◆ **Page extract**:
/---

Salabhanjika
A salabhanjika or shalabhanjika [1][2] is the sculpture of a woman, displaying stylized feminine features, standing near a tree and grasping a branch.[3] The name of these figures comes from the Sanskrit śālabhañjikā meaning 'breaking a branch of a sala tree'. They are also known as madanakai, madanika or shilabalika.
Artistic tradition
The shalabhanjika is a standard decorative element of Indian sculpture, a graceful stone sculpture representing a young female under a stylized tree in various poses, such as dancing, grooming herself or playing a musical instrument. The salabhanjika's female features, like breasts and hips, are often exaggerated. Frequently these sculpted figures display complex hairdos and an abundance of jewelry.
The shalabhanjika concept stems from ancient symbolism linking a chaste maiden with the sala tree or the asoka tree through the ritual called dohada, or the fertilisation of plants through contact with a young woman. The symbolism changed over the course of time and the shalabhanjika became figures used as ornamental carvings, usually located in the area where worshipers engage in circumambulation, near the garbhagriha of many Hindu temples.[4] Placed at an angle, salabhanjika figures also were used in temple architecture as a bracket figures.[5]
Salabhanjikas are also often mentioned in ancient and modern Indian literature.

\---

◆ **Collected material**:
/---

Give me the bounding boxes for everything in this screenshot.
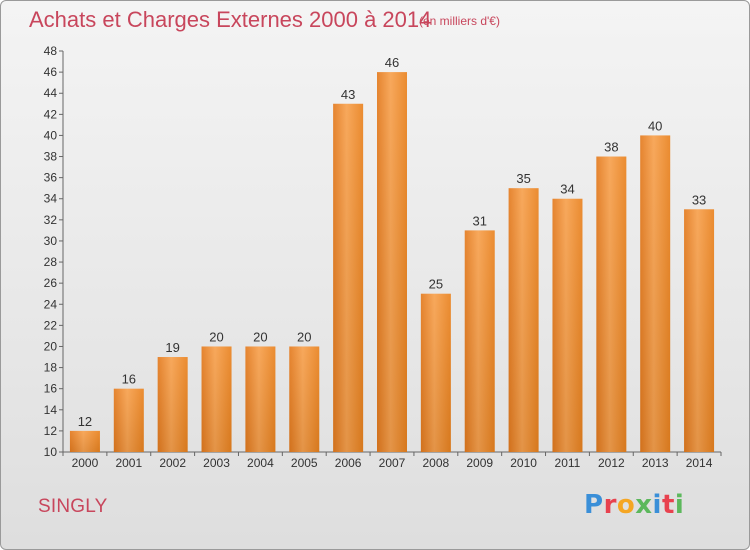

\---

◆ **Direction 1**: From the salabhanjika article, reproduce the passage between "The shalabhanjika concept" and "modern Indian literature.", inclusive.
◆ **Direction 2**:
Answer from the salabhanjika article:
(a) What does the Sanskrit name śālabhañjikā mean?
(b) What is the name of the ritual that linked a chaste maiden with the sala or asoka tree?
(c) When placed at an angle in temple architecture, what were salabhanjika figures used as?

◆ **Correct response 1**:
The shalabhanjika concept stems from ancient symbolism linking a chaste maiden with the sala tree or the asoka tree through the ritual called dohada, or the fertilisation of plants through contact with a young woman. The symbolism changed over the course of time and the shalabhanjika became figures used as ornamental carvings, usually located in the area where worshipers engage in circumambulation, near the garbhagriha of many Hindu temples.[4] Placed at an angle, salabhanjika figures also were used in temple architecture as a bracket figures.[5]
Salabhanjikas are also often mentioned in ancient and modern Indian literature.

◆ **Correct response 2**:
(a) 'Breaking a branch of a sala tree'
(b) Dohada
(c) Bracket figures